▸ What to produce
Copy out each line that includes the word "پہلے".

Data listing:
────────

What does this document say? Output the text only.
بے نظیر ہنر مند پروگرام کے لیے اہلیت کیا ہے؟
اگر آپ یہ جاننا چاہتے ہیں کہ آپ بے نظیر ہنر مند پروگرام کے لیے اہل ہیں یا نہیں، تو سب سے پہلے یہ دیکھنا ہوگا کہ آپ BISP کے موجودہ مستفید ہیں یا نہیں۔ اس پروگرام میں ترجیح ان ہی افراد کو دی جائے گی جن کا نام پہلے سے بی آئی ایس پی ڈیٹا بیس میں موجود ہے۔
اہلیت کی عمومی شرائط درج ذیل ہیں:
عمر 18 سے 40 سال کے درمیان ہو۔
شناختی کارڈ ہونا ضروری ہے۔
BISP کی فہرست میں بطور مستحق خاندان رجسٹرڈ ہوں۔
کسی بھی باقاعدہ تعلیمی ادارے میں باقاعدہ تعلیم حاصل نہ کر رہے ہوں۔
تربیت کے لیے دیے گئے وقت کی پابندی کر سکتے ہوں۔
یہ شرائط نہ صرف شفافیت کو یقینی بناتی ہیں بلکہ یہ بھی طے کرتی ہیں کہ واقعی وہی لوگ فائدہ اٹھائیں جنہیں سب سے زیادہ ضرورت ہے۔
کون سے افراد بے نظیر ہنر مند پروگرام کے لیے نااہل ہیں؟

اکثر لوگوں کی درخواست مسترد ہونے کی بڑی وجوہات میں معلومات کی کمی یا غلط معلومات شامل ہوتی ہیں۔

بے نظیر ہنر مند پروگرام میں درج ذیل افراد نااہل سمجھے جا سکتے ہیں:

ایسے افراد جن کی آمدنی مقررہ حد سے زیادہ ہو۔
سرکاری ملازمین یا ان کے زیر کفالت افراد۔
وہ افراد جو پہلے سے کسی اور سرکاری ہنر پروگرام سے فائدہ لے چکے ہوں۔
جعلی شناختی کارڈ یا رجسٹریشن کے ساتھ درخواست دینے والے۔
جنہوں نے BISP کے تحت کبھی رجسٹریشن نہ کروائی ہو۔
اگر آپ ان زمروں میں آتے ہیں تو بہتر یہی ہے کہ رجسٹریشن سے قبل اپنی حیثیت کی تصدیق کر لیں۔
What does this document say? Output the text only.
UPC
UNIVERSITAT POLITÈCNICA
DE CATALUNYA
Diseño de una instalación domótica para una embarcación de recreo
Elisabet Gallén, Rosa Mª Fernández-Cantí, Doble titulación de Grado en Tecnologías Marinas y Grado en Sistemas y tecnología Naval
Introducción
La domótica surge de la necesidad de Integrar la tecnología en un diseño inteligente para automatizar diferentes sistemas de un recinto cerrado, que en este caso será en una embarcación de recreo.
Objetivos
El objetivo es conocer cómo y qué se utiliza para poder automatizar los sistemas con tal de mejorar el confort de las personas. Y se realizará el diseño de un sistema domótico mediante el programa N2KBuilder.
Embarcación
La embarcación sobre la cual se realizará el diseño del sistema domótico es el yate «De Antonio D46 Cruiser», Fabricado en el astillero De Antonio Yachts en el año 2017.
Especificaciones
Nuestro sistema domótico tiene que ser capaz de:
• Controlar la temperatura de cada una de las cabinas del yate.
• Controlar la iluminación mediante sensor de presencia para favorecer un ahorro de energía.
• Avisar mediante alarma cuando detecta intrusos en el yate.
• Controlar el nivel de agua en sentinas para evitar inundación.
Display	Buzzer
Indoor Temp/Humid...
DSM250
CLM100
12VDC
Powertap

────────

▸ The reply
اگر آپ یہ جاننا چاہتے ہیں کہ آپ بے نظیر ہنر مند پروگرام کے لیے اہل ہیں یا نہیں، تو سب سے پہلے یہ دیکھنا ہوگا کہ آپ BISP کے موجودہ مستفید ہیں یا نہیں۔ اس پروگرام میں ترجیح ان ہی افراد کو دی جائے گی جن کا نام پہلے سے بی آئی ایس پی ڈیٹا بیس میں موجود ہے۔
وہ افراد جو پہلے سے کسی اور سرکاری ہنر پروگرام سے فائدہ لے چکے ہوں۔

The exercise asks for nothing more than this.